日本ダービー(東京優駿)GI(91年5月26日)
単枠指定でまたも8枠20番。中団より前を進み、直線で安田騎手が初めて真面目に追ったら伸びる伸びる。最内から出し抜こうとした岡部−レオダーバンなど問題にせずに3馬身差をつける圧勝。しかし、このときの無理がたたったのか、レース後、左後脚の骨折が発覚する。全治6ヶ月。安田騎手が直線で右ムチしか使わなかったことが故障の一因と非難され、テイオーより降ろされる原因となった。

産経大阪杯GII(92年4月5日)
今回から岡部騎手へ乗り替わり。追い切りに跨った岡部騎手の「地の果てまで伸びるようだ」というコメントはあまりにも有名。阪神競馬場が新装されて日が浅かったこともあり、タイムはメチャクチャ遅いが、追うところなく上がり3F35秒3は優秀。体重も20kg増えて、「ニューテイオー」を印象づけた。

天皇賞(春)GI(92年4月26日)
MT決戦、武−岡部決戦で盛り上がった一戦。今思えばなぜテイオーが1番人気になったのかよくわからない。4コーナーでマックイーンの仕掛けに応じて、テイオーが追いかけて仕掛けたのを丁度競馬場のモニターがとらえていたが、そのときの観衆のどよめきは今でも忘れられない。しかし、その早仕掛けがたたり5着に敗れる。2着にはカミノクレッセ。ここからカミノクレッセの悲劇は始まる・・・。 テイオーもその後宝塚記念を目指すが骨折が発覚。レース中とも言われるが、敗北とは関係ないだろう。

天皇賞(秋)GI(92年11月1日)
結果的には7着に敗れたが、休み明けが良くなかったというよりも、1ヶ月前の熱発の影響が大きかったようだ。また、スタート直後、他馬とぶつかりカァーとなってダイタクヘリオスと競りあってしまったのも良くなかった。これでテイオーも終わったという人もいたが、この最悪の条件の中でこれだけの競馬をしたことに次への復活の兆しを見るというのが正解だった。

**収録項目**
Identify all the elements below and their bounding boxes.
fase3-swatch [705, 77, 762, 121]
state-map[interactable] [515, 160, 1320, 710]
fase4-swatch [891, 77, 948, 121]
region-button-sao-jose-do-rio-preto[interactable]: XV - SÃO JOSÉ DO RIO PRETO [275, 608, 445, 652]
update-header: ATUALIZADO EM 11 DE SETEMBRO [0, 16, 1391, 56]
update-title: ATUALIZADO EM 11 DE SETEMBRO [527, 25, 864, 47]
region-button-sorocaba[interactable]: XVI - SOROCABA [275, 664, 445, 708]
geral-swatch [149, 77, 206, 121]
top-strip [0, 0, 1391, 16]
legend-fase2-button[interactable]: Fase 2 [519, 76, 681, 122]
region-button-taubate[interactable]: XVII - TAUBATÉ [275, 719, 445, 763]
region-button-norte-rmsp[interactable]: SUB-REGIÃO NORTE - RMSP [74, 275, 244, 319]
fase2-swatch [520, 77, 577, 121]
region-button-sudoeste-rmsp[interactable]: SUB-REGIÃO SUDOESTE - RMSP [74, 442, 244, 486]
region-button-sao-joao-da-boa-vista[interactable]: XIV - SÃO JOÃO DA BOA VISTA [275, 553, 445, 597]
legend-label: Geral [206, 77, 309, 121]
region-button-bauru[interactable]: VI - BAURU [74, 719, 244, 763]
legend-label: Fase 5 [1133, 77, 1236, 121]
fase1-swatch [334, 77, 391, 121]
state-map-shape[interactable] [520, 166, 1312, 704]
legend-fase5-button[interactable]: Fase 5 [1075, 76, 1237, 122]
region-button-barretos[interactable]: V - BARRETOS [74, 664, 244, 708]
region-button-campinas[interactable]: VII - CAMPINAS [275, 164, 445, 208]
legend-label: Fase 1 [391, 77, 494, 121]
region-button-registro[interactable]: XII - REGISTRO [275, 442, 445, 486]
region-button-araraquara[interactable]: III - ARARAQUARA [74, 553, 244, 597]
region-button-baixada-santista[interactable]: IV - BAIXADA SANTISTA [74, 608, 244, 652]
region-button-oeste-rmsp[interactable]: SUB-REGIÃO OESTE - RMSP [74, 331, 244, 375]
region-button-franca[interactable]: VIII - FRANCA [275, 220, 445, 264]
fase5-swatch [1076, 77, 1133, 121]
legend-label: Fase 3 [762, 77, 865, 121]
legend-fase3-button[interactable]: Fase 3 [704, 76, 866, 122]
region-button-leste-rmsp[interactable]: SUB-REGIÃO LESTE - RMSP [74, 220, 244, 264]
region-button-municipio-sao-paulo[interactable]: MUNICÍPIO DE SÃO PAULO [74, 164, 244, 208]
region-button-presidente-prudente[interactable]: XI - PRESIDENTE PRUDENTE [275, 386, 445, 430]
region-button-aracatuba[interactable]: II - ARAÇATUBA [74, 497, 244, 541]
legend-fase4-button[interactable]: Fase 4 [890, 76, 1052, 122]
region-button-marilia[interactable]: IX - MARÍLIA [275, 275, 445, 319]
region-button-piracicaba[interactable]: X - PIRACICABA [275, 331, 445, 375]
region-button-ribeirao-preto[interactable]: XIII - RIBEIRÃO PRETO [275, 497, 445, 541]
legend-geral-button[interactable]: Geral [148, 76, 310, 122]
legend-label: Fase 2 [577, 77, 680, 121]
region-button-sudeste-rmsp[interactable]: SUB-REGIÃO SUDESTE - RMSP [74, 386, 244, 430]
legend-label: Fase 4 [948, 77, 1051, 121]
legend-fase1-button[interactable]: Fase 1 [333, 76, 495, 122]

**必要な作業**
A – 記事のうち「日本ダービー(東京優駿)GI(91年5月26日)」から「ューテイオー」を印象づけた。」までの部分を、そのまま書き写してください。
B – 記事によれば、天皇賞(秋)でテイオーが7着に敗れたのはなぜか。1〜3文で説明せよ。

**作業別の回答**
A –
日本ダービー(東京優駿)GI(91年5月26日)
単枠指定でまたも8枠20番。中団より前を進み、直線で安田騎手が初めて真面目に追ったら伸びる伸びる。最内から出し抜こうとした岡部−レオダーバンなど問題にせずに3馬身差をつける圧勝。しかし、このときの無理がたたったのか、レース後、左後脚の骨折が発覚する。全治6ヶ月。安田騎手が直線で右ムチしか使わなかったことが故障の一因と非難され、テイオーより降ろされる原因となった。

産経大阪杯GII(92年4月5日)
今回から岡部騎手へ乗り替わり。追い切りに跨った岡部騎手の「地の果てまで伸びるようだ」というコメントはあまりにも有名。阪神競馬場が新装されて日が浅かったこともあり、タイムはメチャクチャ遅いが、追うところなく上がり3F35秒3は優秀。体重も20kg増えて、「ニューテイオー」を印象づけた。

B – 休み明けそのものより、1ヶ月前の熱発の影響が大きかったとされる。さらに、スタート直後に他馬とぶつかってカァーとなり、ダイタクヘリオスと競り合ってしまったことも良くなかった。